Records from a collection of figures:
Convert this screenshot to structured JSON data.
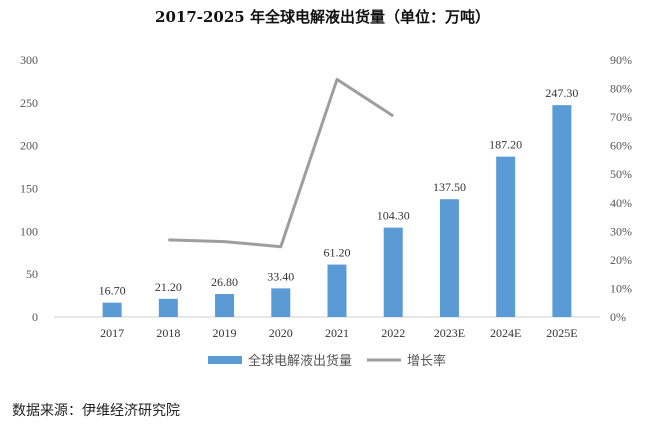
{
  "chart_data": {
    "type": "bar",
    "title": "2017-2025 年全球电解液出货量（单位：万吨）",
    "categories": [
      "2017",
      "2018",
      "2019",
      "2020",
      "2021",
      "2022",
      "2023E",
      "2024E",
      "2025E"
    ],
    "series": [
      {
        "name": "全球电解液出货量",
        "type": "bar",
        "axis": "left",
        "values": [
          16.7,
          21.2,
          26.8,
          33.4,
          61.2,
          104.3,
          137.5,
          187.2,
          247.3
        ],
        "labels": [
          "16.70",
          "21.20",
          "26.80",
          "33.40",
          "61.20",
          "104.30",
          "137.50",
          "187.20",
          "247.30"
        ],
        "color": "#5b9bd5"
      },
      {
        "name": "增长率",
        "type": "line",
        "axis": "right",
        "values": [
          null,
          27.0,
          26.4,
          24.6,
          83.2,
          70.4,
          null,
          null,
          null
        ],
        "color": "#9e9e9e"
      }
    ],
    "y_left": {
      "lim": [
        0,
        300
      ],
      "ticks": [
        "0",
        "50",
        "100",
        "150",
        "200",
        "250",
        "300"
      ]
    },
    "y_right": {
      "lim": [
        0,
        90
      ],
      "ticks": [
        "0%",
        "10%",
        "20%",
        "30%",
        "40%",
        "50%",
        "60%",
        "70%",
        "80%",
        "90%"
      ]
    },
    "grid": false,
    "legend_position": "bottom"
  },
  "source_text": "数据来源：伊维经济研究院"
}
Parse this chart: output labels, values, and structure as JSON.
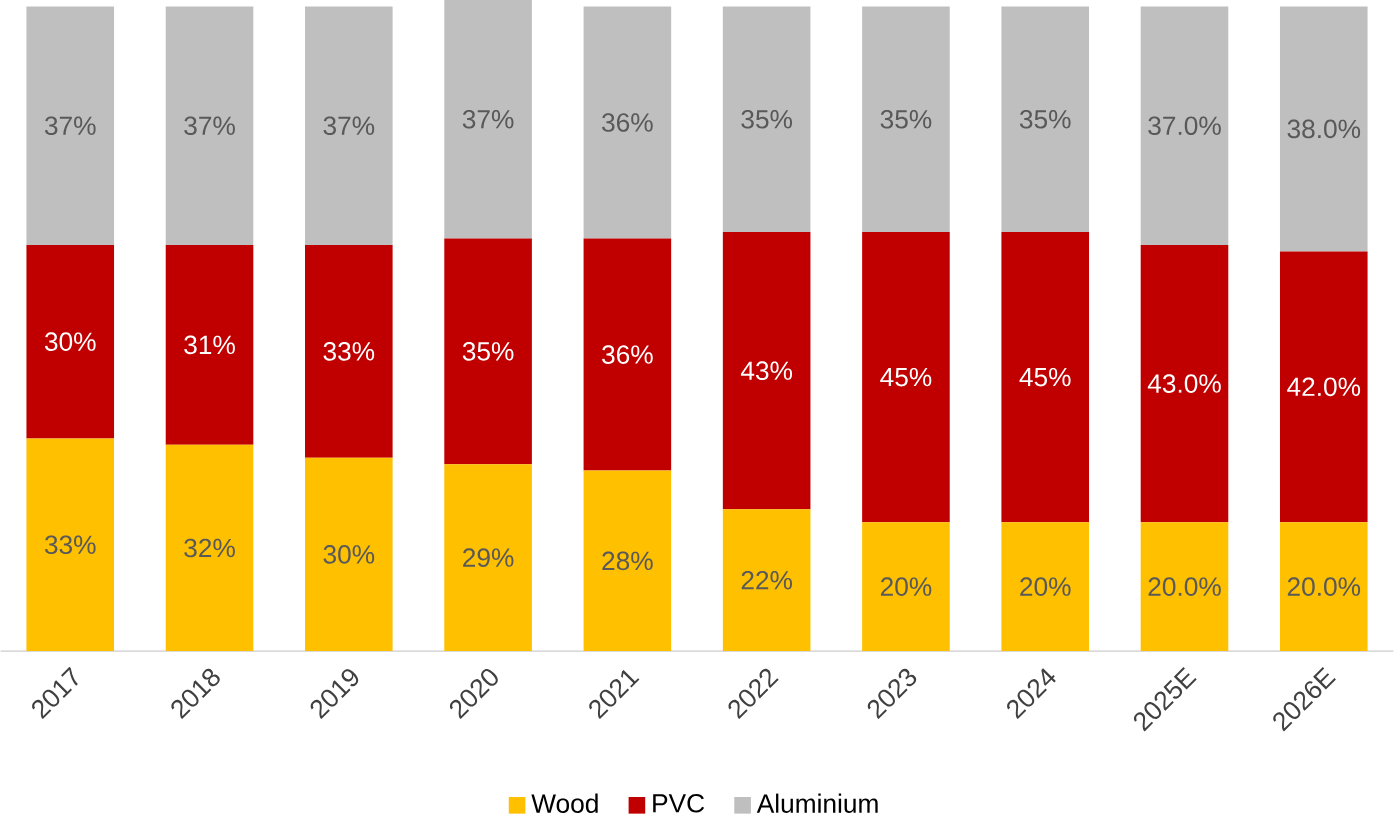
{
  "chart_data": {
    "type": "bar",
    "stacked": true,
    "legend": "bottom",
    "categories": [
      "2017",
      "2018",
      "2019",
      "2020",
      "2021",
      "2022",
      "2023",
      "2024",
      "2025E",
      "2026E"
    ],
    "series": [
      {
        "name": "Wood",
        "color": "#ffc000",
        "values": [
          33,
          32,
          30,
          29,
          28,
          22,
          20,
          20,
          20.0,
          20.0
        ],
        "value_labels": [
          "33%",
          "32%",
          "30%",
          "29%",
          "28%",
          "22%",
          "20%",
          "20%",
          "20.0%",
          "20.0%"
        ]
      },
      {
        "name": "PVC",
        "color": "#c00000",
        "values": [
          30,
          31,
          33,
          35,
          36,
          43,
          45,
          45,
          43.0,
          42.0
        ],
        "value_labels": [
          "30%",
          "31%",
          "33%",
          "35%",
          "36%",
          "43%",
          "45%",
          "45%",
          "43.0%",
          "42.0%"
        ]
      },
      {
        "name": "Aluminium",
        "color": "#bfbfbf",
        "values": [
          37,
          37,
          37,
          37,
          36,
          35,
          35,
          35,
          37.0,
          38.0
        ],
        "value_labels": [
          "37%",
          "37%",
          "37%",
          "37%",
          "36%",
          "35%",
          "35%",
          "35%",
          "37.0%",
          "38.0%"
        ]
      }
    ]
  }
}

Written instruction:
In this exercise, set down all of the data exactly, without the pictures.

Written solution:
Convert this screenshot to structured JSON data.
{
  "chart_data": {
    "type": "bar",
    "title": "2017-2025 年全球电解液出货量（单位：万吨）",
    "categories": [
      "2017",
      "2018",
      "2019",
      "2020",
      "2021",
      "2022",
      "2023E",
      "2024E",
      "2025E"
    ],
    "series": [
      {
        "name": "全球电解液出货量",
        "type": "bar",
        "axis": "left",
        "values": [
          16.7,
          21.2,
          26.8,
          33.4,
          61.2,
          104.3,
          137.5,
          187.2,
          247.3
        ],
        "labels": [
          "16.70",
          "21.20",
          "26.80",
          "33.40",
          "61.20",
          "104.30",
          "137.50",
          "187.20",
          "247.30"
        ],
        "color": "#5b9bd5"
      },
      {
        "name": "增长率",
        "type": "line",
        "axis": "right",
        "values": [
          null,
          27.0,
          26.4,
          24.6,
          83.2,
          70.4,
          null,
          null,
          null
        ],
        "color": "#9e9e9e"
      }
    ],
    "y_left": {
      "lim": [
        0,
        300
      ],
      "ticks": [
        "0",
        "50",
        "100",
        "150",
        "200",
        "250",
        "300"
      ]
    },
    "y_right": {
      "lim": [
        0,
        90
      ],
      "ticks": [
        "0%",
        "10%",
        "20%",
        "30%",
        "40%",
        "50%",
        "60%",
        "70%",
        "80%",
        "90%"
      ]
    },
    "grid": false,
    "legend_position": "bottom"
  },
  "source_text": "数据来源：伊维经济研究院"
}
Parse this chart: output labels, values, and structure as JSON.
{
  "chart_data": {
    "type": "bar",
    "stacked": true,
    "legend": "bottom",
    "categories": [
      "2017",
      "2018",
      "2019",
      "2020",
      "2021",
      "2022",
      "2023",
      "2024",
      "2025E",
      "2026E"
    ],
    "series": [
      {
        "name": "Wood",
        "color": "#ffc000",
        "values": [
          33,
          32,
          30,
          29,
          28,
          22,
          20,
          20,
          20.0,
          20.0
        ],
        "value_labels": [
          "33%",
          "32%",
          "30%",
          "29%",
          "28%",
          "22%",
          "20%",
          "20%",
          "20.0%",
          "20.0%"
        ]
      },
      {
        "name": "PVC",
        "color": "#c00000",
        "values": [
          30,
          31,
          33,
          35,
          36,
          43,
          45,
          45,
          43.0,
          42.0
        ],
        "value_labels": [
          "30%",
          "31%",
          "33%",
          "35%",
          "36%",
          "43%",
          "45%",
          "45%",
          "43.0%",
          "42.0%"
        ]
      },
      {
        "name": "Aluminium",
        "color": "#bfbfbf",
        "values": [
          37,
          37,
          37,
          37,
          36,
          35,
          35,
          35,
          37.0,
          38.0
        ],
        "value_labels": [
          "37%",
          "37%",
          "37%",
          "37%",
          "36%",
          "35%",
          "35%",
          "35%",
          "37.0%",
          "38.0%"
        ]
      }
    ]
  }
}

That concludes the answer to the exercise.